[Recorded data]
++++++++
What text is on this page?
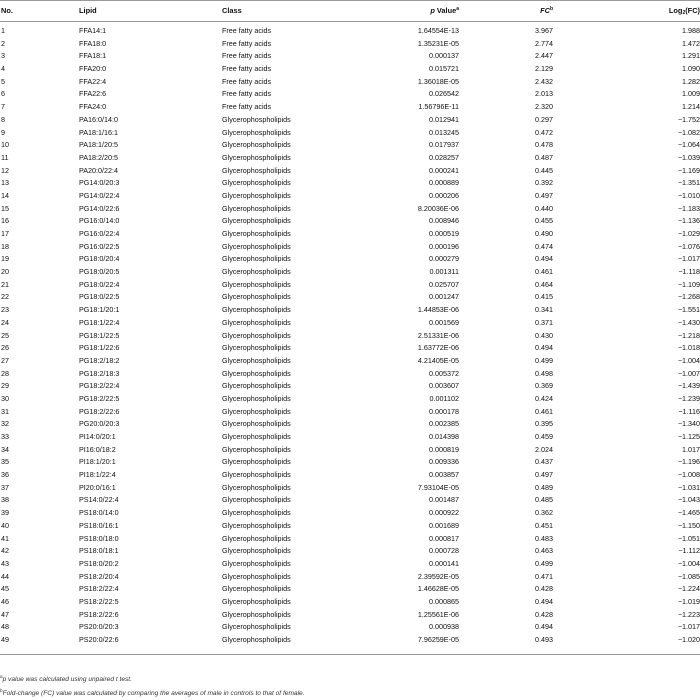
No.	Lipid	Class	p Value$^a$	$FC^b$	Log$_2$(FC)

1	FFA14:1	Free fatty acids	1.64554E-13	3.967	1.988
2	FFA18:0	Free fatty acids	1.35231E-05	2.774	1.472
3	FFA18:1	Free fatty acids	0.000137	2.447	1.291
4	FFA20:0	Free fatty acids	0.015721	2.129	1.090
5	FFA22:4	Free fatty acids	1.36018E-05	2.432	1.282
6	FFA22:6	Free fatty acids	0.026542	2.013	1.009
7	FFA24:0	Free fatty acids	1.56796E-11	2.320	1.214
8	PA16:0/14:0	Glycerophospholipids	0.012941	0.297	−1.752
9	PA18:1/16:1	Glycerophospholipids	0.013245	0.472	−1.082
10	PA18:1/20:5	Glycerophospholipids	0.017937	0.478	−1.064
11	PA18:2/20:5	Glycerophospholipids	0.028257	0.487	−1.039
12	PA20:0/22:4	Glycerophospholipids	0.000241	0.445	−1.169
13	PG14:0/20:3	Glycerophospholipids	0.000889	0.392	−1.351
14	PG14:0/22:4	Glycerophospholipids	0.000206	0.497	−1.010
15	PG14:0/22:6	Glycerophospholipids	8.20036E-06	0.440	−1.183
16	PG16:0/14:0	Glycerophospholipids	0.008946	0.455	−1.136
17	PG16:0/22:4	Glycerophospholipids	0.000519	0.490	−1.029
18	PG16:0/22:5	Glycerophospholipids	0.000196	0.474	−1.076
19	PG18:0/20:4	Glycerophospholipids	0.000279	0.494	−1.017
20	PG18:0/20:5	Glycerophospholipids	0.001311	0.461	−1.118
21	PG18:0/22:4	Glycerophospholipids	0.025707	0.464	−1.109
22	PG18:0/22:5	Glycerophospholipids	0.001247	0.415	−1.268
23	PG18:1/20:1	Glycerophospholipids	1.44853E-06	0.341	−1.551
24	PG18:1/22:4	Glycerophospholipids	0.001569	0.371	−1.430
25	PG18:1/22:5	Glycerophospholipids	2.51331E-06	0.430	−1.218
26	PG18:1/22:6	Glycerophospholipids	1.63772E-06	0.494	−1.018
27	PG18:2/18:2	Glycerophospholipids	4.21405E-05	0.499	−1.004
28	PG18:2/18:3	Glycerophospholipids	0.005372	0.498	−1.007
29	PG18:2/22:4	Glycerophospholipids	0.003607	0.369	−1.439
30	PG18:2/22:5	Glycerophospholipids	0.001102	0.424	−1.239
31	PG18:2/22:6	Glycerophospholipids	0.000178	0.461	−1.116
32	PG20:0/20:3	Glycerophospholipids	0.002385	0.395	−1.340
33	PI14:0/20:1	Glycerophospholipids	0.014398	0.459	−1.125
34	PI16:0/18:2	Glycerophospholipids	0.000819	2.024	1.017
35	PI18:1/20:1	Glycerophospholipids	0.009336	0.437	−1.196
36	PI18:1/22:4	Glycerophospholipids	0.003857	0.497	−1.008
37	PI20:0/16:1	Glycerophospholipids	7.93104E-05	0.489	−1.031
38	PS14:0/22:4	Glycerophospholipids	0.001487	0.485	−1.043
39	PS18:0/14:0	Glycerophospholipids	0.000922	0.362	−1.465
40	PS18:0/16:1	Glycerophospholipids	0.001689	0.451	−1.150
41	PS18:0/18:0	Glycerophospholipids	0.000817	0.483	−1.051
42	PS18:0/18:1	Glycerophospholipids	0.000728	0.463	−1.112
43	PS18:0/20:2	Glycerophospholipids	0.000141	0.499	−1.004
44	PS18:2/20:4	Glycerophospholipids	2.39592E-05	0.471	−1.085
45	PS18:2/22:4	Glycerophospholipids	1.46628E-05	0.428	−1.224
46	PS18:2/22:5	Glycerophospholipids	0.000865	0.494	−1.019
47	PS18:2/22:6	Glycerophospholipids	1.25561E-06	0.428	−1.223
48	PS20:0/20:3	Glycerophospholipids	0.000938	0.494	−1.017
49	PS20:0/22:6	Glycerophospholipids	7.96259E-05	0.493	−1.020
$^a$p value was calculated using unpaired t test.
$^b$Fold-change (FC) value was calculated by comparing the averages of male in controls to that of female.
++++++++
Written request: Copy every line in the listing above where the string "calculated" turns up.

Exercise solution:
$^a$p value was calculated using unpaired t test.
$^b$Fold-change (FC) value was calculated by comparing the averages of male in controls to that of female.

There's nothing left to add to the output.